───── Material to process

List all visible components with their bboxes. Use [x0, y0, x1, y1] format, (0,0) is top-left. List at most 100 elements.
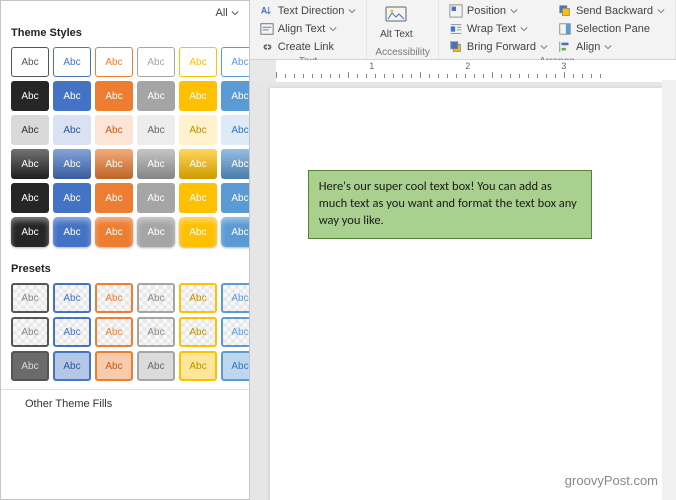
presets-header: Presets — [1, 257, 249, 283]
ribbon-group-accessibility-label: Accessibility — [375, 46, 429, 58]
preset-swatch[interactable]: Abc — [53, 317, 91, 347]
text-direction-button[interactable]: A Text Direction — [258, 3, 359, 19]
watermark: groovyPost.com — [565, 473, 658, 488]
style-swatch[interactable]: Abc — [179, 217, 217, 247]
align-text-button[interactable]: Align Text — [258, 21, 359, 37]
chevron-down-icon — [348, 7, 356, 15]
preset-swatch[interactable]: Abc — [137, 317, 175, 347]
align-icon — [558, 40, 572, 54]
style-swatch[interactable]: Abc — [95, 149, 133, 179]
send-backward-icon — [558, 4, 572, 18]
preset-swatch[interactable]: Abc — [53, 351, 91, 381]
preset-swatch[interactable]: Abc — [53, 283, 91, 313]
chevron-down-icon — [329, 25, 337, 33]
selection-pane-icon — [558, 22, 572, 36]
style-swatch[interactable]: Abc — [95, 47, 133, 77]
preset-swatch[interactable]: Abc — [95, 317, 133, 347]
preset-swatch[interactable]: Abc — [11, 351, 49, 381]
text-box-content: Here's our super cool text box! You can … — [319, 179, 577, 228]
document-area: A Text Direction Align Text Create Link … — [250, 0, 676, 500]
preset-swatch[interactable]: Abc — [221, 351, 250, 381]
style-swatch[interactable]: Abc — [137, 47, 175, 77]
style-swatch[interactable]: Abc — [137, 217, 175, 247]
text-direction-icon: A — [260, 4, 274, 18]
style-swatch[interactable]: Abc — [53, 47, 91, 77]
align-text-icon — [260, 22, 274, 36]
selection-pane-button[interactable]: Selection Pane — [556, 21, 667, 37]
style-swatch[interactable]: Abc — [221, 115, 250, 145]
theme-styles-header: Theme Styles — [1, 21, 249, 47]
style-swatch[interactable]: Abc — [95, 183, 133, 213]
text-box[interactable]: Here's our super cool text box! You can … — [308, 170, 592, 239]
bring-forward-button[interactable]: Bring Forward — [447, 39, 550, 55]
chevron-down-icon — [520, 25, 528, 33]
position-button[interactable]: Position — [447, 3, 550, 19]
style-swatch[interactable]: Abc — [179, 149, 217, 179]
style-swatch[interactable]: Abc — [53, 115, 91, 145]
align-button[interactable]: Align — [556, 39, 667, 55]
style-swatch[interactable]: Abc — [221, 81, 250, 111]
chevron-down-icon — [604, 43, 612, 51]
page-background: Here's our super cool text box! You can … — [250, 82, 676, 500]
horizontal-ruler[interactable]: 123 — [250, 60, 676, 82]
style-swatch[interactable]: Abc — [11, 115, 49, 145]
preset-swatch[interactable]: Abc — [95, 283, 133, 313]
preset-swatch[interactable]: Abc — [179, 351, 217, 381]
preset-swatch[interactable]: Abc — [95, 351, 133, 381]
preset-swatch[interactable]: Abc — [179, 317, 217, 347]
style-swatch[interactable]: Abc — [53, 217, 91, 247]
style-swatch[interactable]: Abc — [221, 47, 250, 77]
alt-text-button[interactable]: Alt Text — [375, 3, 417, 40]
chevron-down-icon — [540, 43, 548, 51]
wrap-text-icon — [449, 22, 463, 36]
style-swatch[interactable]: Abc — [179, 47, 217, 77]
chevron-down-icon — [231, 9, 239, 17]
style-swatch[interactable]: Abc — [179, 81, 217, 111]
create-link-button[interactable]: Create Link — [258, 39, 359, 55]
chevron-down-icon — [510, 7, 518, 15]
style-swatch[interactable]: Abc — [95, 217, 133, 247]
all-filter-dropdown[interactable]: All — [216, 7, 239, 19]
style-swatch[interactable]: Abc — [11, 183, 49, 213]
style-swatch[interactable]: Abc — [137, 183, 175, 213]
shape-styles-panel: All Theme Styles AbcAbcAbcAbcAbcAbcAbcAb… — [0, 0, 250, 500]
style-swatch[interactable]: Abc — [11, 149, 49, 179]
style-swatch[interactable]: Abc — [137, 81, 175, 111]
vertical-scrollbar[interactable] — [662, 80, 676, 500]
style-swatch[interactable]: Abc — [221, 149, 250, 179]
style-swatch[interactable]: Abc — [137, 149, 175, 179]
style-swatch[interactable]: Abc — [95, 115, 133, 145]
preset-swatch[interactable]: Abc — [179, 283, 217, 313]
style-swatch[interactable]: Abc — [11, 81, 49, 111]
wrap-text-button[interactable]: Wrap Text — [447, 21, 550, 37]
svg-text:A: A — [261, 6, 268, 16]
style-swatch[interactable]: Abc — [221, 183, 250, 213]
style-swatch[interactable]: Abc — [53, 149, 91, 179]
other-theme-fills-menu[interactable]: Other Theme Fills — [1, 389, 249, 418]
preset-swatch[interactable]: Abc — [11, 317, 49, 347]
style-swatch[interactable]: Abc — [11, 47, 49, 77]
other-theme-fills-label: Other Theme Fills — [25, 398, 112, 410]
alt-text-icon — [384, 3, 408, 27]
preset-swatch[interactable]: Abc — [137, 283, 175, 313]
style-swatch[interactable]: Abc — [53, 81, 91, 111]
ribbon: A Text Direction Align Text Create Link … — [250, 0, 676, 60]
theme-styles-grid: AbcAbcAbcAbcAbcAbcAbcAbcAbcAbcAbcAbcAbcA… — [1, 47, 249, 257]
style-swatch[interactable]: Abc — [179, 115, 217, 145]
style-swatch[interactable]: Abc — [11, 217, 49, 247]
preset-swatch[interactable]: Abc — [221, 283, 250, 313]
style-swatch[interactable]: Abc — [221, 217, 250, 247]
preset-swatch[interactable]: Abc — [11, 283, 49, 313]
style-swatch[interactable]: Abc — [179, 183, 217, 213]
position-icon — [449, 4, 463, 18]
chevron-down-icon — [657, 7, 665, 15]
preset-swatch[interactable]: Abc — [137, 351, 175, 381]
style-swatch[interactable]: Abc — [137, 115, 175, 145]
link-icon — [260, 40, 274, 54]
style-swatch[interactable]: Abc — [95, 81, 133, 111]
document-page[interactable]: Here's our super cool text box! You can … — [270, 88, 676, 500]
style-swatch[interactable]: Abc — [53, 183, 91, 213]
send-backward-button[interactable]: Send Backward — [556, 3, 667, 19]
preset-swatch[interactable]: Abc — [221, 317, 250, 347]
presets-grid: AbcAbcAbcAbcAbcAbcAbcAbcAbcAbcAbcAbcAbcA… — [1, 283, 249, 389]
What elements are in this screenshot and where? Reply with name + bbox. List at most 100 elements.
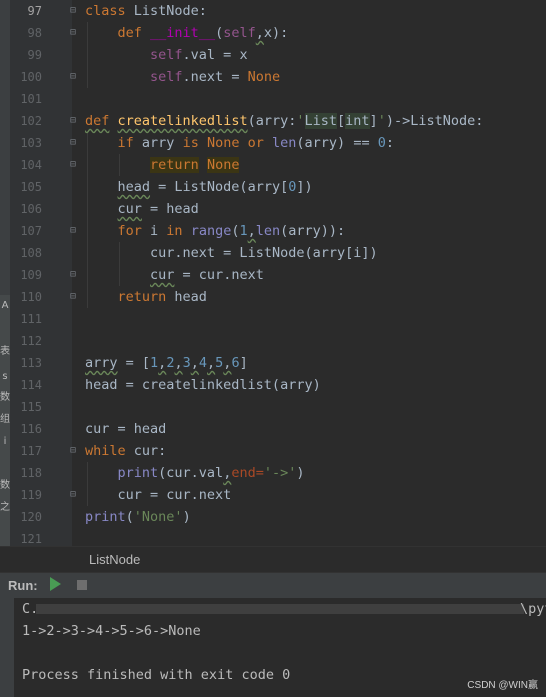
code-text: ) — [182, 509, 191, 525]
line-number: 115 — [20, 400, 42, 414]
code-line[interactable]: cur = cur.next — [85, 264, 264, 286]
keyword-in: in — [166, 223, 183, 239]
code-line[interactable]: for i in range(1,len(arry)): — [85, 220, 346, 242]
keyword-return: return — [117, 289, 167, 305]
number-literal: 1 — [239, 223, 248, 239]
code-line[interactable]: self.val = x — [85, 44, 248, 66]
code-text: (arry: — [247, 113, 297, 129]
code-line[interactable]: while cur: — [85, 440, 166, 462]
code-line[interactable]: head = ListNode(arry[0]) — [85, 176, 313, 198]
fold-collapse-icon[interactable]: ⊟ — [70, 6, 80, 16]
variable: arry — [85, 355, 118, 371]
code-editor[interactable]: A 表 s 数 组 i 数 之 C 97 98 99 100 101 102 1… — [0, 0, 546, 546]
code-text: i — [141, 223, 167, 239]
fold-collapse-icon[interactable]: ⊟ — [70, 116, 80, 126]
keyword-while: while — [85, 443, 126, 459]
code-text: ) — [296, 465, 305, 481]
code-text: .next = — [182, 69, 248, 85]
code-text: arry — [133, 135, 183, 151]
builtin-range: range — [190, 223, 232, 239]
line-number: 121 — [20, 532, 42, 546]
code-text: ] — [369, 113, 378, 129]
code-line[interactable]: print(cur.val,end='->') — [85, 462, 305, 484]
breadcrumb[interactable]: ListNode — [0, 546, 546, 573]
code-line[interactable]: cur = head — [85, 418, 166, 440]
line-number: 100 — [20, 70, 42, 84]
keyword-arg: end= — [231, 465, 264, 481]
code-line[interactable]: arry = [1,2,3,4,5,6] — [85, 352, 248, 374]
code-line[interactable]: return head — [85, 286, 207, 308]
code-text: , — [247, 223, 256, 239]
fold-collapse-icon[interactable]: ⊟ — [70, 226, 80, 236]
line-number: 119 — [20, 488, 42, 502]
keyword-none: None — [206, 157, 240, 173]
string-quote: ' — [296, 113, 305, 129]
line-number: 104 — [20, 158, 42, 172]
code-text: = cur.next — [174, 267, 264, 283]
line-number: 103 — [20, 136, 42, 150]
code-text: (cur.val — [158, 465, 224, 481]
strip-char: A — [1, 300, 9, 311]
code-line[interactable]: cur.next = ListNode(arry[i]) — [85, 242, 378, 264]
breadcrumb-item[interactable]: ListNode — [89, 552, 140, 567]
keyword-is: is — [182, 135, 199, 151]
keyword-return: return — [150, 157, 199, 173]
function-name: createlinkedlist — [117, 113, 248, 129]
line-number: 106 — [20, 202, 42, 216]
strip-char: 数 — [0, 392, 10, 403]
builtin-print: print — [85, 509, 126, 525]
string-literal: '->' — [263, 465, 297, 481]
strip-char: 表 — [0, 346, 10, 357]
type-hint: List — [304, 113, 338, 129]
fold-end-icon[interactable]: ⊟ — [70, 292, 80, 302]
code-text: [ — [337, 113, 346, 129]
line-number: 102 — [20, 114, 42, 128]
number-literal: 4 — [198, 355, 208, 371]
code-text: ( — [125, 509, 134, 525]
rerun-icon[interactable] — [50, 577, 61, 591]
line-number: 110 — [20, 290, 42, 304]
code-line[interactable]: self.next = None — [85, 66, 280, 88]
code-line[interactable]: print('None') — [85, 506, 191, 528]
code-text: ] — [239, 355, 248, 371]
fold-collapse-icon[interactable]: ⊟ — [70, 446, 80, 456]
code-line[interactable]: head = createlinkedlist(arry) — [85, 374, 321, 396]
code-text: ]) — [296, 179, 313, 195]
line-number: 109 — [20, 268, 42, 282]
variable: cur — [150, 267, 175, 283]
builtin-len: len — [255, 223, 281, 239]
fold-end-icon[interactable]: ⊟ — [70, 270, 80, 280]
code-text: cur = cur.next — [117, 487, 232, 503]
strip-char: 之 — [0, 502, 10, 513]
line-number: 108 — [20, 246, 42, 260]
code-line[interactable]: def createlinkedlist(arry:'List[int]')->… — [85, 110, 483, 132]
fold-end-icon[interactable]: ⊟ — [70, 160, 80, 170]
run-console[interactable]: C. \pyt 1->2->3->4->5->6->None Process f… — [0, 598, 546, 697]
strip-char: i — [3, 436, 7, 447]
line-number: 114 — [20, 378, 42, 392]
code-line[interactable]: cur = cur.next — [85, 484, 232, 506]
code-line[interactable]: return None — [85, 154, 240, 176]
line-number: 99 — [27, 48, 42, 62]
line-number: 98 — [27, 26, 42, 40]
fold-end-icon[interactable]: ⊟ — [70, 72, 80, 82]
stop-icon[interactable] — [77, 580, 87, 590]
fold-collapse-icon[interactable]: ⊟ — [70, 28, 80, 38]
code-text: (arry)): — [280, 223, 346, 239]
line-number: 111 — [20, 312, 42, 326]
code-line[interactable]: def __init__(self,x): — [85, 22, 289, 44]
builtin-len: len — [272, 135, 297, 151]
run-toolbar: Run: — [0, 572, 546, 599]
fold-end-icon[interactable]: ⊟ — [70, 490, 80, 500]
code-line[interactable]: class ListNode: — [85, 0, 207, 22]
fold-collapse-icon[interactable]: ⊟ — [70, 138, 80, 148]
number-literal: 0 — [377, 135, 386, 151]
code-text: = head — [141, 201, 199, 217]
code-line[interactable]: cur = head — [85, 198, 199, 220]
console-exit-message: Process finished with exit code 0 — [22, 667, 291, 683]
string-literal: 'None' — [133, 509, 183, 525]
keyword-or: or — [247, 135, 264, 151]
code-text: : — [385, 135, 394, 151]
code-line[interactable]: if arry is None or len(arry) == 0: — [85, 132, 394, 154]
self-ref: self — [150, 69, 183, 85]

──────────

Do this → Print the lines from the line containing "code-text: ) — [182, 509, 191, 525]" through the line containing "variable: arry — [85, 355, 118, 371]", inclusive, reproducing each one verbatim.

Solution to the exercise →
code-text: ) — [182, 509, 191, 525]
line-number: 115 — [20, 400, 42, 414]
code-line[interactable]: cur = cur.next — [85, 264, 264, 286]
keyword-in: in — [166, 223, 183, 239]
code-line[interactable]: for i in range(1,len(arry)): — [85, 220, 346, 242]
keyword-return: return — [117, 289, 167, 305]
number-literal: 1 — [239, 223, 248, 239]
code-line[interactable]: self.val = x — [85, 44, 248, 66]
code-text: (arry: — [247, 113, 297, 129]
code-line[interactable]: while cur: — [85, 440, 166, 462]
code-line[interactable]: head = ListNode(arry[0]) — [85, 176, 313, 198]
fold-collapse-icon[interactable]: ⊟ — [70, 6, 80, 16]
variable: arry — [85, 355, 118, 371]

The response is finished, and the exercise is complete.